▸ Problem details:
For each line below that contains the string "continue", copy that line.

Records contained in a dataset
__________
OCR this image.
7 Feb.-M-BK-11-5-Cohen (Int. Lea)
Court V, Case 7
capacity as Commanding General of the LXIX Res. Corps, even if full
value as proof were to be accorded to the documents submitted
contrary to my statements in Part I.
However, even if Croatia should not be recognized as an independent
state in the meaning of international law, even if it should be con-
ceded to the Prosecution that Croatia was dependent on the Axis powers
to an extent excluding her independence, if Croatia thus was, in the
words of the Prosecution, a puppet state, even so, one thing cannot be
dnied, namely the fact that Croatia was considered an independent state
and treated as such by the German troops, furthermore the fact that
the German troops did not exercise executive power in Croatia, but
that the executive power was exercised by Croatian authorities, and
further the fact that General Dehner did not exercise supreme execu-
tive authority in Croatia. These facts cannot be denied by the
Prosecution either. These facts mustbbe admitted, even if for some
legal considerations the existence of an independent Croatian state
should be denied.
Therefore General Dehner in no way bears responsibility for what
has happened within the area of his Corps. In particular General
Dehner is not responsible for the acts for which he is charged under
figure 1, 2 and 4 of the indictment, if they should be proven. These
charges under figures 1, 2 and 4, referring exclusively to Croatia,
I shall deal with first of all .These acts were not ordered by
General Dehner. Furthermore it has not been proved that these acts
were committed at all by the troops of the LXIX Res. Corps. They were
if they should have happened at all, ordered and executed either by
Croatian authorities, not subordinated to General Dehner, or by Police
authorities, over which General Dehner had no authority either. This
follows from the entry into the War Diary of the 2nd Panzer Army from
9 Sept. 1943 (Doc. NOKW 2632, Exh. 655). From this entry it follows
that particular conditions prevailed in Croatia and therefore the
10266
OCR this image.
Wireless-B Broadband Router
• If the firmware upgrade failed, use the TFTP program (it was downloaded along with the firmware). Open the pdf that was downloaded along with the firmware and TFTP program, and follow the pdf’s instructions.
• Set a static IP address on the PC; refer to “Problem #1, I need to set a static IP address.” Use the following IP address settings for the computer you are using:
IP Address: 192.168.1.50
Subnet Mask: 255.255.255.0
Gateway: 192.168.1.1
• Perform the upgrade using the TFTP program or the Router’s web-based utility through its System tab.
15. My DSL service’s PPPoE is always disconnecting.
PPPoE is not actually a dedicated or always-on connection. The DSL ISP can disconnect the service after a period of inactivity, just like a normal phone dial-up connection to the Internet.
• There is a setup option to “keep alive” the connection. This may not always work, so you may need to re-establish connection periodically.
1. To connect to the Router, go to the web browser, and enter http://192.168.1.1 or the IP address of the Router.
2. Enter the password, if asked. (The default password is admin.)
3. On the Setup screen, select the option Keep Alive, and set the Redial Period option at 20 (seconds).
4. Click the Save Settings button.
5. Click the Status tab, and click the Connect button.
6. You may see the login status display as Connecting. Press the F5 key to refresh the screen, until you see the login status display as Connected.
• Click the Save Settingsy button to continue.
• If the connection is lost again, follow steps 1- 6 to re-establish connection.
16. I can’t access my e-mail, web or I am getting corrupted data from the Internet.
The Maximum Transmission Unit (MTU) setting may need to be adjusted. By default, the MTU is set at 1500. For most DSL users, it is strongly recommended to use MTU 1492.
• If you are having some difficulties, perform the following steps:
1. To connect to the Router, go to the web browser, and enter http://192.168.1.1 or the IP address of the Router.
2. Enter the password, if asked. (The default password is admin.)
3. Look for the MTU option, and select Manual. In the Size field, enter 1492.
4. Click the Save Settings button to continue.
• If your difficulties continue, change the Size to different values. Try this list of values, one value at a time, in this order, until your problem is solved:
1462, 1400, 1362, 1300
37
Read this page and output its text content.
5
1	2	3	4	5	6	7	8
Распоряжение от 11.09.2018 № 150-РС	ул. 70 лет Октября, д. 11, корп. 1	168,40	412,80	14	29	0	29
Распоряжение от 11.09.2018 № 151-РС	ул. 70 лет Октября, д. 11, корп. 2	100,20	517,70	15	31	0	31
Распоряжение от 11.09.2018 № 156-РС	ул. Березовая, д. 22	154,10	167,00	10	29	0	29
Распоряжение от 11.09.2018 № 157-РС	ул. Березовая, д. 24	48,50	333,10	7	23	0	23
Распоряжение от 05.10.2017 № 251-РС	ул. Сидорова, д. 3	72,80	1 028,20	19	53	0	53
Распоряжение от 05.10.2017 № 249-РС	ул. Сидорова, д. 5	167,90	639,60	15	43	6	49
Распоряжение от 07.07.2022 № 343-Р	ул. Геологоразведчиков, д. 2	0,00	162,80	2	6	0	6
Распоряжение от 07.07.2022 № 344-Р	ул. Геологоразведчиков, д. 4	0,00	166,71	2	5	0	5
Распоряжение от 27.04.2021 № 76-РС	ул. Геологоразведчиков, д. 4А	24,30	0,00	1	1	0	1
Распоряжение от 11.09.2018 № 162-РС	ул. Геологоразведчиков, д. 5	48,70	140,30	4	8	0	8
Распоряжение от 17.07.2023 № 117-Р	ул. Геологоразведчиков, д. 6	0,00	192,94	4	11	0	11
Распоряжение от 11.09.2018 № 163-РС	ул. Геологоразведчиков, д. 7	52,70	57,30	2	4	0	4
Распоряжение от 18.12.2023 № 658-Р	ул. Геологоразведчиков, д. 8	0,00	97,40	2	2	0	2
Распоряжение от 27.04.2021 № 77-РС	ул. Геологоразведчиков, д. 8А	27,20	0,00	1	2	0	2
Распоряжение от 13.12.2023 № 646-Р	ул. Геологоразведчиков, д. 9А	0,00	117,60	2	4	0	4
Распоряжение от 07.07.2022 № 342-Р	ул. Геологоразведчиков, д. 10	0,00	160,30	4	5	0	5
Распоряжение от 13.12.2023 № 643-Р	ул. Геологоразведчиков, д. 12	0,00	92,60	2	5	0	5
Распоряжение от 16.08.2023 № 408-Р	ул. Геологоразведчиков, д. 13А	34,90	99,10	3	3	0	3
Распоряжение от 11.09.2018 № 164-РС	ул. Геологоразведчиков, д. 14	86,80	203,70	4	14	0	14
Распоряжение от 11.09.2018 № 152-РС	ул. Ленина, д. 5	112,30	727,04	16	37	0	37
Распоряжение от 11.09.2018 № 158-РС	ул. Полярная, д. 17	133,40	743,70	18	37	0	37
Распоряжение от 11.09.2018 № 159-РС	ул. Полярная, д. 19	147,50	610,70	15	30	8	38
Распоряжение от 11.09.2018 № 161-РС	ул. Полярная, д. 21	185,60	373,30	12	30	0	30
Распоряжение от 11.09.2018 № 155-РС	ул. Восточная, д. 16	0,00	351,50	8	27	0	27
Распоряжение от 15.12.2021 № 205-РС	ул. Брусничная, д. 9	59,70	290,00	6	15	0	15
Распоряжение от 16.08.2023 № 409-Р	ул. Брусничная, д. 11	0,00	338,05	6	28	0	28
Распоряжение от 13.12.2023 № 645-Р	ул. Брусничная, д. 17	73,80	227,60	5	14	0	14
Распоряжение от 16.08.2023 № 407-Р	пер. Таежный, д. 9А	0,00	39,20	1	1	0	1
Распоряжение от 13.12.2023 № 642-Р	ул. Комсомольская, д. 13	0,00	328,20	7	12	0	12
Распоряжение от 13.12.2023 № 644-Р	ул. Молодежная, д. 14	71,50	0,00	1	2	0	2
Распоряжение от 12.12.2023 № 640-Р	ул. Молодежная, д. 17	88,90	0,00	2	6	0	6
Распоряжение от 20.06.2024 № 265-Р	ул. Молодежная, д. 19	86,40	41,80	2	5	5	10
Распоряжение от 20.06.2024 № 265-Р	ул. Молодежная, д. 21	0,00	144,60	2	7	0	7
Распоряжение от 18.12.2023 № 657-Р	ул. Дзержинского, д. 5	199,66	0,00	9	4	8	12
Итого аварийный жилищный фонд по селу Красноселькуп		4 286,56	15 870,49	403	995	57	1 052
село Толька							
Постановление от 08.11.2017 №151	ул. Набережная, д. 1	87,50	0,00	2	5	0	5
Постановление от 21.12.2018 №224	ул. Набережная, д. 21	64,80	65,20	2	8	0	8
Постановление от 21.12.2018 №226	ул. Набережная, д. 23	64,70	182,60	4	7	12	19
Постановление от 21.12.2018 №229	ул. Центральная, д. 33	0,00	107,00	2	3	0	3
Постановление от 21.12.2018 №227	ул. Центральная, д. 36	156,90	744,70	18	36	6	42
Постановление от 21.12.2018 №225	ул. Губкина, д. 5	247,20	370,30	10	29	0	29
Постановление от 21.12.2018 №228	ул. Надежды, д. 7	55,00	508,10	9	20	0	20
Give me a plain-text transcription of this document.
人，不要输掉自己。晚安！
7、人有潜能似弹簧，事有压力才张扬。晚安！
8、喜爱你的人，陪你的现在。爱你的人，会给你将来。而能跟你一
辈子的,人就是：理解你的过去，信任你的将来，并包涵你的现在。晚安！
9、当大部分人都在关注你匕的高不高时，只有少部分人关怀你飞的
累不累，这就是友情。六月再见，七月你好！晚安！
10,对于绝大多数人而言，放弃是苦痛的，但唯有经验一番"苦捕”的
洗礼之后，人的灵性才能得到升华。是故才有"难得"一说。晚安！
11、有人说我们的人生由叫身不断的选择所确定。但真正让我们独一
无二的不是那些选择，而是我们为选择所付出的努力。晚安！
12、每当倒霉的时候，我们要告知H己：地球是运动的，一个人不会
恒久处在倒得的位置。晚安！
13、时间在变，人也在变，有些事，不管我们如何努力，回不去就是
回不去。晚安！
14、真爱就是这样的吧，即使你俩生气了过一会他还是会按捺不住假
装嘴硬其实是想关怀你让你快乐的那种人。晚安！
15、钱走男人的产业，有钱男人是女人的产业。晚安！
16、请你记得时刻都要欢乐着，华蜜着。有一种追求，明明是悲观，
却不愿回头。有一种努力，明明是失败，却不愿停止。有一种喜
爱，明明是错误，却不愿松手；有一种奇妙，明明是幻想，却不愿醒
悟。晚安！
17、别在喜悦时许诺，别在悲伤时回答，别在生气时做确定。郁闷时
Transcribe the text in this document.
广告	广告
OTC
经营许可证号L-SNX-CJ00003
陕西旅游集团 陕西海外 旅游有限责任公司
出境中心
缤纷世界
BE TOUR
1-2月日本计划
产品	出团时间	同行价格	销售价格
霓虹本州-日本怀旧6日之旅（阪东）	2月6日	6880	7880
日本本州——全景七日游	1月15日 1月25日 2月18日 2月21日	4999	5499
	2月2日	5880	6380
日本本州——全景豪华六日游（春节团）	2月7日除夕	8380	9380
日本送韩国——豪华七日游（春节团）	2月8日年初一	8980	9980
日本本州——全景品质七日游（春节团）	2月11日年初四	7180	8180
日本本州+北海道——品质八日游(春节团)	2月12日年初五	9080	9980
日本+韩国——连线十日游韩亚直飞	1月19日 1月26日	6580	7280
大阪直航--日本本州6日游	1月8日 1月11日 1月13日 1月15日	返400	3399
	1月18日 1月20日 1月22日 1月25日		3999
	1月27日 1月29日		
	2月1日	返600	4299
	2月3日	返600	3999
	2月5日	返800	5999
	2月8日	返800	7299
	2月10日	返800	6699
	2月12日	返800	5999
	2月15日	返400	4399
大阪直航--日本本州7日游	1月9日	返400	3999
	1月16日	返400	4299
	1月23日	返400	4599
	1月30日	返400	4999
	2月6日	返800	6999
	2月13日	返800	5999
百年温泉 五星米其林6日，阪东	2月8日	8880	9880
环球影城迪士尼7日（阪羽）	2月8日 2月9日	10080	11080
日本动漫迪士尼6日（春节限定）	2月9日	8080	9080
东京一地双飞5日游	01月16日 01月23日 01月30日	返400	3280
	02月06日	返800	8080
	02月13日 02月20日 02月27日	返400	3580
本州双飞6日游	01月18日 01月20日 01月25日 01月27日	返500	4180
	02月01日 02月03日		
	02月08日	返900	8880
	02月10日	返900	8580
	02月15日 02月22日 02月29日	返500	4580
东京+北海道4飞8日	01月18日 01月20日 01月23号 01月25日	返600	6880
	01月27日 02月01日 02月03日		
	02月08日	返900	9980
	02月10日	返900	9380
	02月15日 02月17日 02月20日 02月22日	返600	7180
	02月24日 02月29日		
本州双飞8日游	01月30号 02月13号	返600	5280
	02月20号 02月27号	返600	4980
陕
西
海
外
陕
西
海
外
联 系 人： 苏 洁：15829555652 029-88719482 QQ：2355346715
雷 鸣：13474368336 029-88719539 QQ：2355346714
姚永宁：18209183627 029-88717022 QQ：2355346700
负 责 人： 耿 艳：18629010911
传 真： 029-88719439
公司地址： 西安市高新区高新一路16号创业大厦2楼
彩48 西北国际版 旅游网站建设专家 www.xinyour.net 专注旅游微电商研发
__________
▸ Exercise answer:
• Click the Save Settingsy button to continue.
4. Click the Save Settings button to continue.
• If your difficulties continue, change the Size to different values. Try this list of values, one value at a time, in this order, until your problem is solved:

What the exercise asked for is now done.